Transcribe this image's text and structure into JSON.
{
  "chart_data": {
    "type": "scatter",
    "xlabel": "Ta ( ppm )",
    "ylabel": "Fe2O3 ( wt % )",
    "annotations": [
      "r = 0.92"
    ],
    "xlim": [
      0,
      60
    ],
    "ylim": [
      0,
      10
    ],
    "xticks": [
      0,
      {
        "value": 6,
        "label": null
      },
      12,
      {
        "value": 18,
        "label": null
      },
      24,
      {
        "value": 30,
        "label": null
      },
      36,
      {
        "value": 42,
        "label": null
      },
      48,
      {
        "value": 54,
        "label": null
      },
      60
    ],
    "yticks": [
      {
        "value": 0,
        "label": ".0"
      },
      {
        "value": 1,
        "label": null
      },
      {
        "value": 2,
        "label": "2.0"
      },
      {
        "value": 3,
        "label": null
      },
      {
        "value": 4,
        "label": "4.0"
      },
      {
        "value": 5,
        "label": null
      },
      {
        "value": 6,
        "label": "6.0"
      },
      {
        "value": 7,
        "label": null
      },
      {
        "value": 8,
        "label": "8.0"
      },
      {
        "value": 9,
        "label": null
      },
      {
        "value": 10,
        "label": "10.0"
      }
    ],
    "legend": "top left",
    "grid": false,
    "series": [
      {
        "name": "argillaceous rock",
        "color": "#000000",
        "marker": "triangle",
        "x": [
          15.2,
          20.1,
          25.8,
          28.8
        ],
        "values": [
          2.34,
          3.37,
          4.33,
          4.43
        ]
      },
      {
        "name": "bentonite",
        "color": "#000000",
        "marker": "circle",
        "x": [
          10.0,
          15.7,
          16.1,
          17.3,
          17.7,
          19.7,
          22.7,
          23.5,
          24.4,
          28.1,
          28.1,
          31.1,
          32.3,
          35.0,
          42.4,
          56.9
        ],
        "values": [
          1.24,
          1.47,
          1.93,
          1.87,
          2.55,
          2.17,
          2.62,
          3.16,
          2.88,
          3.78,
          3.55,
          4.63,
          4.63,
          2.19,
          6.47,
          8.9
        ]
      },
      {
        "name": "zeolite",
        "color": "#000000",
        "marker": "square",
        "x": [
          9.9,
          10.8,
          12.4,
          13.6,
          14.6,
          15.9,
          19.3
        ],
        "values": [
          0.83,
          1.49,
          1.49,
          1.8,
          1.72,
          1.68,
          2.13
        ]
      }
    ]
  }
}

Your instructions: Generate an exact reproduction of all entries.

Full output:
Transcribe this image's text and structure into JSON.
{
  "chart_data": {
    "type": "scatter",
    "xlabel": "Ta ( ppm )",
    "ylabel": "Fe2O3 ( wt % )",
    "annotations": [
      "r = 0.92"
    ],
    "xlim": [
      0,
      60
    ],
    "ylim": [
      0,
      10
    ],
    "xticks": [
      0,
      {
        "value": 6,
        "label": null
      },
      12,
      {
        "value": 18,
        "label": null
      },
      24,
      {
        "value": 30,
        "label": null
      },
      36,
      {
        "value": 42,
        "label": null
      },
      48,
      {
        "value": 54,
        "label": null
      },
      60
    ],
    "yticks": [
      {
        "value": 0,
        "label": ".0"
      },
      {
        "value": 1,
        "label": null
      },
      {
        "value": 2,
        "label": "2.0"
      },
      {
        "value": 3,
        "label": null
      },
      {
        "value": 4,
        "label": "4.0"
      },
      {
        "value": 5,
        "label": null
      },
      {
        "value": 6,
        "label": "6.0"
      },
      {
        "value": 7,
        "label": null
      },
      {
        "value": 8,
        "label": "8.0"
      },
      {
        "value": 9,
        "label": null
      },
      {
        "value": 10,
        "label": "10.0"
      }
    ],
    "legend": "top left",
    "grid": false,
    "series": [
      {
        "name": "argillaceous rock",
        "color": "#000000",
        "marker": "triangle",
        "x": [
          15.2,
          20.1,
          25.8,
          28.8
        ],
        "values": [
          2.34,
          3.37,
          4.33,
          4.43
        ]
      },
      {
        "name": "bentonite",
        "color": "#000000",
        "marker": "circle",
        "x": [
          10.0,
          15.7,
          16.1,
          17.3,
          17.7,
          19.7,
          22.7,
          23.5,
          24.4,
          28.1,
          28.1,
          31.1,
          32.3,
          35.0,
          42.4,
          56.9
        ],
        "values": [
          1.24,
          1.47,
          1.93,
          1.87,
          2.55,
          2.17,
          2.62,
          3.16,
          2.88,
          3.78,
          3.55,
          4.63,
          4.63,
          2.19,
          6.47,
          8.9
        ]
      },
      {
        "name": "zeolite",
        "color": "#000000",
        "marker": "square",
        "x": [
          9.9,
          10.8,
          12.4,
          13.6,
          14.6,
          15.9,
          19.3
        ],
        "values": [
          0.83,
          1.49,
          1.49,
          1.8,
          1.72,
          1.68,
          2.13
        ]
      }
    ]
  }
}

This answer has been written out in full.